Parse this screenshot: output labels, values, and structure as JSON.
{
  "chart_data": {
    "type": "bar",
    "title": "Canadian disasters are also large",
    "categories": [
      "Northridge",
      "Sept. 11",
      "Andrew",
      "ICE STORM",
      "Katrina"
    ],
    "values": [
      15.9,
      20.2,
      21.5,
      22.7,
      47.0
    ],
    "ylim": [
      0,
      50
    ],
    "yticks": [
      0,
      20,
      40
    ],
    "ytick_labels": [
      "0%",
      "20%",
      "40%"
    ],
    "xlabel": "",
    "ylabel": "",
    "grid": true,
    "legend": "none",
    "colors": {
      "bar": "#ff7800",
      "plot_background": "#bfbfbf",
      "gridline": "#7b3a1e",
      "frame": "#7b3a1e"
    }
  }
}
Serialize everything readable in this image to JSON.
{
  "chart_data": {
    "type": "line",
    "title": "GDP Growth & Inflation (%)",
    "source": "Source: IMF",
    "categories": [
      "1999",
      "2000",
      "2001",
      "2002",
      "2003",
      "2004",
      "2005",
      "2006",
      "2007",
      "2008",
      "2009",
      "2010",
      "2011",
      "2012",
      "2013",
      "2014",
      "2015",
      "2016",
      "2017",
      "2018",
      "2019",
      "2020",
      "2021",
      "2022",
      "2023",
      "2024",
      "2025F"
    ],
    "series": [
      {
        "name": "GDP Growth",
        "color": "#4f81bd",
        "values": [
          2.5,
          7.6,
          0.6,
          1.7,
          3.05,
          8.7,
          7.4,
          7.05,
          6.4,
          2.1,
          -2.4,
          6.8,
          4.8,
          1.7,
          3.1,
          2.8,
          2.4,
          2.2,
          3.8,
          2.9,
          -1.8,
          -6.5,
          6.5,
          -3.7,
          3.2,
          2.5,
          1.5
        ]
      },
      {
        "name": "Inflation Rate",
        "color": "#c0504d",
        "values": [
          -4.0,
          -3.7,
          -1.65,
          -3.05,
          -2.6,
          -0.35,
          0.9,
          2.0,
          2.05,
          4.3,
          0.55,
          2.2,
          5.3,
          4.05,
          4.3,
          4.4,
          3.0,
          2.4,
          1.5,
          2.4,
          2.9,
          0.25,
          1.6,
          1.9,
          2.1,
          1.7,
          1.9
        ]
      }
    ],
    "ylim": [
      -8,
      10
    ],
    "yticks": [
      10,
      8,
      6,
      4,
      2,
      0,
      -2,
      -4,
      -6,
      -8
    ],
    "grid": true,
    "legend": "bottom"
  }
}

### Exercise:
Set down the listing above in full, please, exactly as it appears.

### Task result:
Parse this screenshot: output labels, values, and structure as JSON.
{
  "chart_data": {
    "type": "bar",
    "title": "Canadian disasters are also large",
    "categories": [
      "Northridge",
      "Sept. 11",
      "Andrew",
      "ICE STORM",
      "Katrina"
    ],
    "values": [
      15.9,
      20.2,
      21.5,
      22.7,
      47.0
    ],
    "ylim": [
      0,
      50
    ],
    "yticks": [
      0,
      20,
      40
    ],
    "ytick_labels": [
      "0%",
      "20%",
      "40%"
    ],
    "xlabel": "",
    "ylabel": "",
    "grid": true,
    "legend": "none",
    "colors": {
      "bar": "#ff7800",
      "plot_background": "#bfbfbf",
      "gridline": "#7b3a1e",
      "frame": "#7b3a1e"
    }
  }
}
Serialize everything readable in this image to JSON.
{
  "chart_data": {
    "type": "line",
    "title": "GDP Growth & Inflation (%)",
    "source": "Source: IMF",
    "categories": [
      "1999",
      "2000",
      "2001",
      "2002",
      "2003",
      "2004",
      "2005",
      "2006",
      "2007",
      "2008",
      "2009",
      "2010",
      "2011",
      "2012",
      "2013",
      "2014",
      "2015",
      "2016",
      "2017",
      "2018",
      "2019",
      "2020",
      "2021",
      "2022",
      "2023",
      "2024",
      "2025F"
    ],
    "series": [
      {
        "name": "GDP Growth",
        "color": "#4f81bd",
        "values": [
          2.5,
          7.6,
          0.6,
          1.7,
          3.05,
          8.7,
          7.4,
          7.05,
          6.4,
          2.1,
          -2.4,
          6.8,
          4.8,
          1.7,
          3.1,
          2.8,
          2.4,
          2.2,
          3.8,
          2.9,
          -1.8,
          -6.5,
          6.5,
          -3.7,
          3.2,
          2.5,
          1.5
        ]
      },
      {
        "name": "Inflation Rate",
        "color": "#c0504d",
        "values": [
          -4.0,
          -3.7,
          -1.65,
          -3.05,
          -2.6,
          -0.35,
          0.9,
          2.0,
          2.05,
          4.3,
          0.55,
          2.2,
          5.3,
          4.05,
          4.3,
          4.4,
          3.0,
          2.4,
          1.5,
          2.4,
          2.9,
          0.25,
          1.6,
          1.9,
          2.1,
          1.7,
          1.9
        ]
      }
    ],
    "ylim": [
      -8,
      10
    ],
    "yticks": [
      10,
      8,
      6,
      4,
      2,
      0,
      -2,
      -4,
      -6,
      -8
    ],
    "grid": true,
    "legend": "bottom"
  }
}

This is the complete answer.